* [What is expected]: Omit the pictures, then write out every entry exactly as it reads.

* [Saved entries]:

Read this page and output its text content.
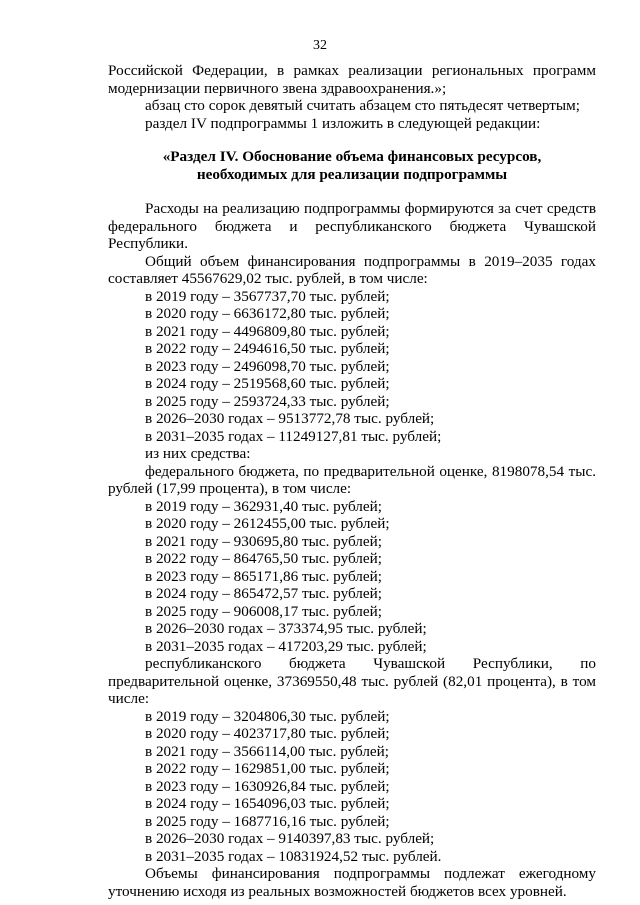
32

Российской Федерации, в рамках реализации региональных программ модернизации первичного звена здравоохранения.»;

абзац сто сорок девятый считать абзацем сто пятьдесят четвертым;

раздел IV подпрограммы 1 изложить в следующей редакции:

«Раздел IV. Обоснование объема финансовых ресурсов,

необходимых для реализации подпрограммы

Расходы на реализацию подпрограммы формируются за счет средств федерального бюджета и республиканского бюджета Чувашской Республики.

Общий объем финансирования подпрограммы в 2019–2035 годах составляет 45567629,02 тыс. рублей, в том числе:

в 2019 году – 3567737,70 тыс. рублей;

в 2020 году – 6636172,80 тыс. рублей;

в 2021 году – 4496809,80 тыс. рублей;

в 2022 году – 2494616,50 тыс. рублей;

в 2023 году – 2496098,70 тыс. рублей;

в 2024 году – 2519568,60 тыс. рублей;

в 2025 году – 2593724,33 тыс. рублей;

в 2026–2030 годах – 9513772,78 тыс. рублей;

в 2031–2035 годах – 11249127,81 тыс. рублей;

из них средства:

федерального бюджета, по предварительной оценке, 8198078,54 тыс. рублей (17,99 процента), в том числе:

в 2019 году – 362931,40 тыс. рублей;

в 2020 году – 2612455,00 тыс. рублей;

в 2021 году – 930695,80 тыс. рублей;

в 2022 году – 864765,50 тыс. рублей;

в 2023 году – 865171,86 тыс. рублей;

в 2024 году – 865472,57 тыс. рублей;

в 2025 году – 906008,17 тыс. рублей;

в 2026–2030 годах – 373374,95 тыс. рублей;

в 2031–2035 годах – 417203,29 тыс. рублей;

республиканского бюджета Чувашской Республики, по предварительной оценке, 37369550,48 тыс. рублей (82,01 процента), в том числе:

в 2019 году – 3204806,30 тыс. рублей;

в 2020 году – 4023717,80 тыс. рублей;

в 2021 году – 3566114,00 тыс. рублей;

в 2022 году – 1629851,00 тыс. рублей;

в 2023 году – 1630926,84 тыс. рублей;

в 2024 году – 1654096,03 тыс. рублей;

в 2025 году – 1687716,16 тыс. рублей;

в 2026–2030 годах – 9140397,83 тыс. рублей;

в 2031–2035 годах – 10831924,52 тыс. рублей.

Объемы финансирования подпрограммы подлежат ежегодному уточнению исходя из реальных возможностей бюджетов всех уровней.
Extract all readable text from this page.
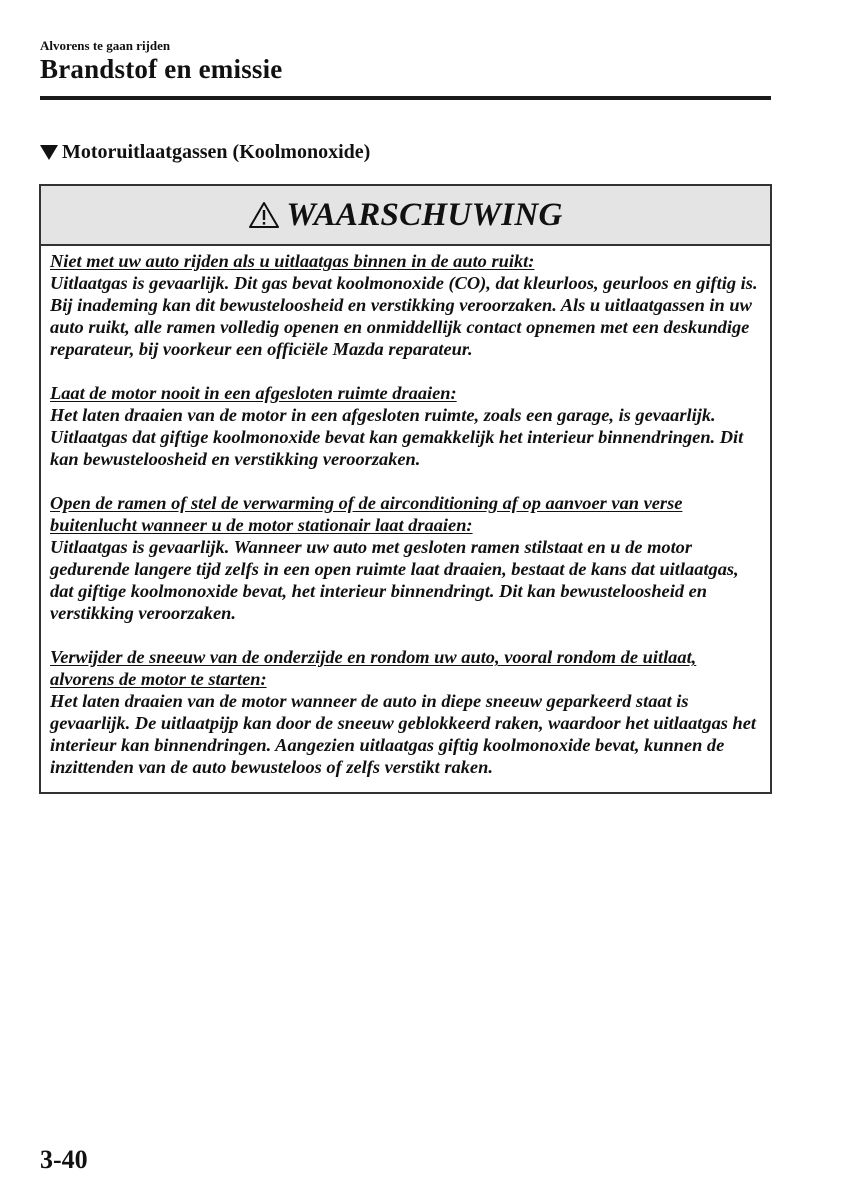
Alvorens te gaan rijden
Brandstof en emissie
Motoruitlaatgassen (Koolmonoxide)
WAARSCHUWING
Niet met uw auto rijden als u uitlaatgas binnen in de auto ruikt:
Uitlaatgas is gevaarlijk. Dit gas bevat koolmonoxide (CO), dat kleurloos, geurloos en giftig is. Bij inademing kan dit bewusteloosheid en verstikking veroorzaken. Als u uitlaatgassen in uw auto ruikt, alle ramen volledig openen en onmiddellijk contact opnemen met een deskundige reparateur, bij voorkeur een officiële Mazda reparateur.
Laat de motor nooit in een afgesloten ruimte draaien:
Het laten draaien van de motor in een afgesloten ruimte, zoals een garage, is gevaarlijk. Uitlaatgas dat giftige koolmonoxide bevat kan gemakkelijk het interieur binnendringen. Dit kan bewusteloosheid en verstikking veroorzaken.
Open de ramen of stel de verwarming of de airconditioning af op aanvoer van verse buitenlucht wanneer u de motor stationair laat draaien:
Uitlaatgas is gevaarlijk. Wanneer uw auto met gesloten ramen stilstaat en u de motor gedurende langere tijd zelfs in een open ruimte laat draaien, bestaat de kans dat uitlaatgas, dat giftige koolmonoxide bevat, het interieur binnendringt. Dit kan bewusteloosheid en verstikking veroorzaken.
Verwijder de sneeuw van de onderzijde en rondom uw auto, vooral rondom de uitlaat, alvorens de motor te starten:
Het laten draaien van de motor wanneer de auto in diepe sneeuw geparkeerd staat is gevaarlijk. De uitlaatpijp kan door de sneeuw geblokkeerd raken, waardoor het uitlaatgas het interieur kan binnendringen. Aangezien uitlaatgas giftig koolmonoxide bevat, kunnen de inzittenden van de auto bewusteloos of zelfs verstikt raken.
3-40
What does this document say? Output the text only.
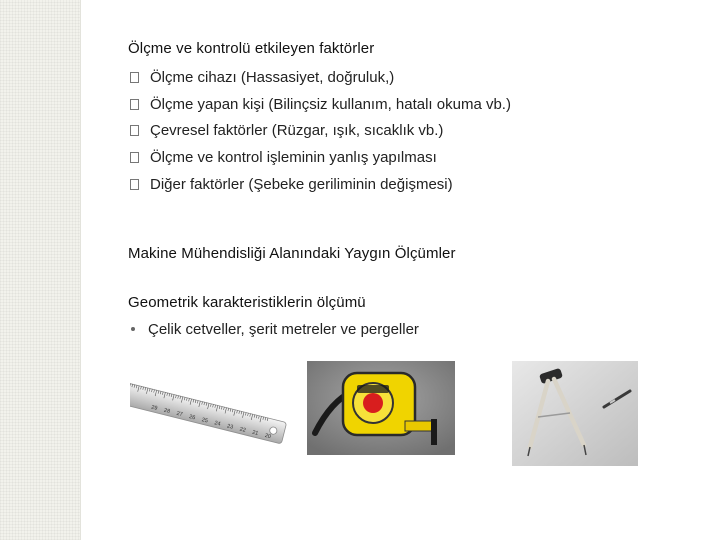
Ölçme ve kontrolü etkileyen faktörler
Ölçme cihazı (Hassasiyet, doğruluk,)
Ölçme yapan kişi (Bilinçsiz kullanım, hatalı okuma vb.)
Çevresel faktörler (Rüzgar, ışık, sıcaklık vb.)
Ölçme ve kontrol işleminin yanlış yapılması
Diğer faktörler (Şebeke geriliminin değişmesi)
Makine Mühendisliği Alanındaki Yaygın Ölçümler
Geometrik karakteristiklerin ölçümü
Çelik cetveller, şerit metreler ve pergeller
29 28 27 26 25 24 23 22 21 20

* [Answer for the task]:
Read this page and output its text content.
32

Российской Федерации, в рамках реализации региональных программ модернизации первичного звена здравоохранения.»;

абзац сто сорок девятый считать абзацем сто пятьдесят четвертым;

раздел IV подпрограммы 1 изложить в следующей редакции:

«Раздел IV. Обоснование объема финансовых ресурсов,

необходимых для реализации подпрограммы

Расходы на реализацию подпрограммы формируются за счет средств федерального бюджета и республиканского бюджета Чувашской Республики.

Общий объем финансирования подпрограммы в 2019–2035 годах составляет 45567629,02 тыс. рублей, в том числе:

в 2019 году – 3567737,70 тыс. рублей;

в 2020 году – 6636172,80 тыс. рублей;

в 2021 году – 4496809,80 тыс. рублей;

в 2022 году – 2494616,50 тыс. рублей;

в 2023 году – 2496098,70 тыс. рублей;

в 2024 году – 2519568,60 тыс. рублей;

в 2025 году – 2593724,33 тыс. рублей;

в 2026–2030 годах – 9513772,78 тыс. рублей;

в 2031–2035 годах – 11249127,81 тыс. рублей;

из них средства:

федерального бюджета, по предварительной оценке, 8198078,54 тыс. рублей (17,99 процента), в том числе:

в 2019 году – 362931,40 тыс. рублей;

в 2020 году – 2612455,00 тыс. рублей;

в 2021 году – 930695,80 тыс. рублей;

в 2022 году – 864765,50 тыс. рублей;

в 2023 году – 865171,86 тыс. рублей;

в 2024 году – 865472,57 тыс. рублей;

в 2025 году – 906008,17 тыс. рублей;

в 2026–2030 годах – 373374,95 тыс. рублей;

в 2031–2035 годах – 417203,29 тыс. рублей;

республиканского бюджета Чувашской Республики, по предварительной оценке, 37369550,48 тыс. рублей (82,01 процента), в том числе:

в 2019 году – 3204806,30 тыс. рублей;

в 2020 году – 4023717,80 тыс. рублей;

в 2021 году – 3566114,00 тыс. рублей;

в 2022 году – 1629851,00 тыс. рублей;

в 2023 году – 1630926,84 тыс. рублей;

в 2024 году – 1654096,03 тыс. рублей;

в 2025 году – 1687716,16 тыс. рублей;

в 2026–2030 годах – 9140397,83 тыс. рублей;

в 2031–2035 годах – 10831924,52 тыс. рублей.

Объемы финансирования подпрограммы подлежат ежегодному уточнению исходя из реальных возможностей бюджетов всех уровней.
Extract all readable text from this page.
Alvorens te gaan rijden
Brandstof en emissie
Motoruitlaatgassen (Koolmonoxide)
WAARSCHUWING
Niet met uw auto rijden als u uitlaatgas binnen in de auto ruikt:
Uitlaatgas is gevaarlijk. Dit gas bevat koolmonoxide (CO), dat kleurloos, geurloos en giftig is. Bij inademing kan dit bewusteloosheid en verstikking veroorzaken. Als u uitlaatgassen in uw auto ruikt, alle ramen volledig openen en onmiddellijk contact opnemen met een deskundige reparateur, bij voorkeur een officiële Mazda reparateur.
Laat de motor nooit in een afgesloten ruimte draaien:
Het laten draaien van de motor in een afgesloten ruimte, zoals een garage, is gevaarlijk. Uitlaatgas dat giftige koolmonoxide bevat kan gemakkelijk het interieur binnendringen. Dit kan bewusteloosheid en verstikking veroorzaken.
Open de ramen of stel de verwarming of de airconditioning af op aanvoer van verse buitenlucht wanneer u de motor stationair laat draaien:
Uitlaatgas is gevaarlijk. Wanneer uw auto met gesloten ramen stilstaat en u de motor gedurende langere tijd zelfs in een open ruimte laat draaien, bestaat de kans dat uitlaatgas, dat giftige koolmonoxide bevat, het interieur binnendringt. Dit kan bewusteloosheid en verstikking veroorzaken.
Verwijder de sneeuw van de onderzijde en rondom uw auto, vooral rondom de uitlaat, alvorens de motor te starten:
Het laten draaien van de motor wanneer de auto in diepe sneeuw geparkeerd staat is gevaarlijk. De uitlaatpijp kan door de sneeuw geblokkeerd raken, waardoor het uitlaatgas het interieur kan binnendringen. Aangezien uitlaatgas giftig koolmonoxide bevat, kunnen de inzittenden van de auto bewusteloos of zelfs verstikt raken.
3-40
What does this document say? Output the text only.
Ölçme ve kontrolü etkileyen faktörler
Ölçme cihazı (Hassasiyet, doğruluk,)
Ölçme yapan kişi (Bilinçsiz kullanım, hatalı okuma vb.)
Çevresel faktörler (Rüzgar, ışık, sıcaklık vb.)
Ölçme ve kontrol işleminin yanlış yapılması
Diğer faktörler (Şebeke geriliminin değişmesi)
Makine Mühendisliği Alanındaki Yaygın Ölçümler
Geometrik karakteristiklerin ölçümü
Çelik cetveller, şerit metreler ve pergeller
29 28 27 26 25 24 23 22 21 20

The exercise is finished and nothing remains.